**Task to carry out**: Your task is to output the entries below word for word.
— BEGIN —
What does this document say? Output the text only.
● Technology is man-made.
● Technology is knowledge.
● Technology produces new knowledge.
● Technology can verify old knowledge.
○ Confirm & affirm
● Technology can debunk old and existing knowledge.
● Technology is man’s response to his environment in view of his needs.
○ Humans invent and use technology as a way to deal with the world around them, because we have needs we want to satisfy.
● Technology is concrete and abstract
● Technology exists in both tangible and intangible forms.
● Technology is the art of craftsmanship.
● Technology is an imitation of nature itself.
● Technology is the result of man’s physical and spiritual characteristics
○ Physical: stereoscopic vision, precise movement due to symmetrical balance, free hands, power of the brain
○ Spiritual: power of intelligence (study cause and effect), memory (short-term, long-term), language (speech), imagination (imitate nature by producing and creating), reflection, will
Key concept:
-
— END —
**The result**:
What does this document say? Output the text only.
● Technology is man-made.
● Technology is knowledge.
● Technology produces new knowledge.
● Technology can verify old knowledge.
○ Confirm & affirm
● Technology can debunk old and existing knowledge.
● Technology is man’s response to his environment in view of his needs.
○ Humans invent and use technology as a way to deal with the world around them, because we have needs we want to satisfy.
● Technology is concrete and abstract
● Technology exists in both tangible and intangible forms.
● Technology is the art of craftsmanship.
● Technology is an imitation of nature itself.
● Technology is the result of man’s physical and spiritual characteristics
○ Physical: stereoscopic vision, precise movement due to symmetrical balance, free hands, power of the brain
○ Spiritual: power of intelligence (study cause and effect), memory (short-term, long-term), language (speech), imagination (imitate nature by producing and creating), reflection, will
Key concept:
-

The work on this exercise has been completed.